>> begin DATASET EXTRACT

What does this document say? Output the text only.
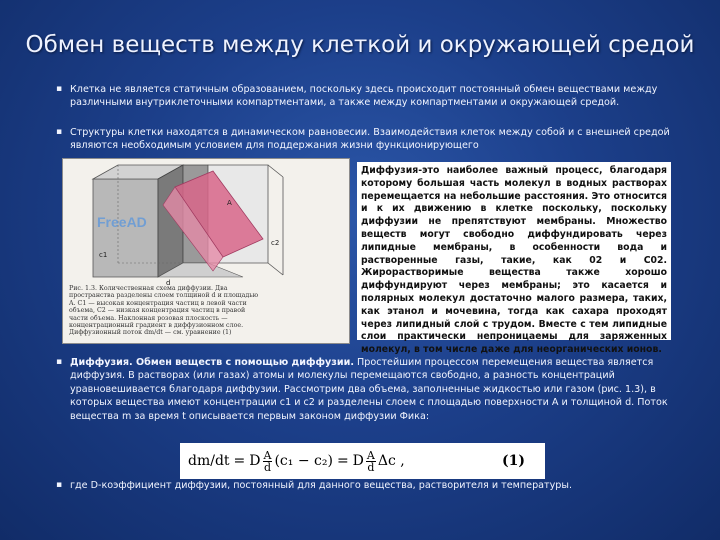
Обмен веществ между клеткой и окружающей средой
▪ Клетка не является статичным образованием, поскольку здесь происходит постоянный обмен веществами между различными внутриклеточными компартментами, а также между компартментами и окружающей средой.
▪ Структуры клетки находятся в динамическом равновесии. Взаимодействия клеток между собой и с внешней средой являются необходимым условием для поддержания жизни функционирующего
FreeAD
c1
c2
d
A
Рис. 1.3. Количественная схема диффузии. Два пространства разделены слоем толщиной d и площадью A. C1 — высокая концентрация частиц в левой части объема, C2 — низкая концентрация частиц в правой части объема. Наклонная розовая плоскость — концентрационный градиент в диффузионном слое. Диффузионный поток dm/dt — см. уравнение (1)
Диффузия-это наиболее важный процесс, благодаря которому большая часть молекул в водных растворах перемещается на небольшие расстояния. Это относится и к их движению в клетке поскольку, поскольку диффузии не препятствуют мембраны. Множество веществ могут свободно диффундировать через липидные мембраны, в особенности вода и растворенные газы, такие, как 02 и С02. Жирорастворимые вещества также хорошо диффундируют через мембраны; это касается и полярных молекул достаточно малого размера, таких, как этанол и мочевина, тогда как сахара проходят через липидный слой с трудом. Вместе с тем липидные слои практически непроницаемы для заряженных молекул, в том числе даже для неорганических ионов.
▪ Диффузия. Обмен веществ с помощью диффузии. Простейшим процессом перемещения вещества является диффузия. В растворах (или газах) атомы и молекулы перемещаются свободно, а разность концентраций уравновешивается благодаря диффузии. Рассмотрим два объема, заполненные жидкостью или газом (рис. 1.3), в которых вещества имеют концентрации c1 и c2 и разделены слоем с площадью поверхности А и толщиной d. Поток вещества m за время t описывается первым законом диффузии Фика:
dm/dt = D $\frac{A}{d} (c_1 - c_2) = D \frac{A}{d}$ Δc ,	(1)
▪ где D-коэффициент диффузии, постоянный для данного вещества, растворителя и температуры.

>> end DATASET EXTRACT

INSTRUCTIONS TO FOLLOW:
Reproduce the material above verbatim; omit every picture.

OUTPUT FOR THIS EXERCISE:
What does this document say? Output the text only.
Обмен веществ между клеткой и окружающей средой
▪ Клетка не является статичным образованием, поскольку здесь происходит постоянный обмен веществами между различными внутриклеточными компартментами, а также между компартментами и окружающей средой.
▪ Структуры клетки находятся в динамическом равновесии. Взаимодействия клеток между собой и с внешней средой являются необходимым условием для поддержания жизни функционирующего
FreeAD
c1
c2
d
A
Рис. 1.3. Количественная схема диффузии. Два пространства разделены слоем толщиной d и площадью A. C1 — высокая концентрация частиц в левой части объема, C2 — низкая концентрация частиц в правой части объема. Наклонная розовая плоскость — концентрационный градиент в диффузионном слое. Диффузионный поток dm/dt — см. уравнение (1)
Диффузия-это наиболее важный процесс, благодаря которому большая часть молекул в водных растворах перемещается на небольшие расстояния. Это относится и к их движению в клетке поскольку, поскольку диффузии не препятствуют мембраны. Множество веществ могут свободно диффундировать через липидные мембраны, в особенности вода и растворенные газы, такие, как 02 и С02. Жирорастворимые вещества также хорошо диффундируют через мембраны; это касается и полярных молекул достаточно малого размера, таких, как этанол и мочевина, тогда как сахара проходят через липидный слой с трудом. Вместе с тем липидные слои практически непроницаемы для заряженных молекул, в том числе даже для неорганических ионов.
▪ Диффузия. Обмен веществ с помощью диффузии. Простейшим процессом перемещения вещества является диффузия. В растворах (или газах) атомы и молекулы перемещаются свободно, а разность концентраций уравновешивается благодаря диффузии. Рассмотрим два объема, заполненные жидкостью или газом (рис. 1.3), в которых вещества имеют концентрации c1 и c2 и разделены слоем с площадью поверхности А и толщиной d. Поток вещества m за время t описывается первым законом диффузии Фика:
dm/dt = D $\frac{A}{d} (c_1 - c_2) = D \frac{A}{d}$ Δc ,	(1)
▪ где D-коэффициент диффузии, постоянный для данного вещества, растворителя и температуры.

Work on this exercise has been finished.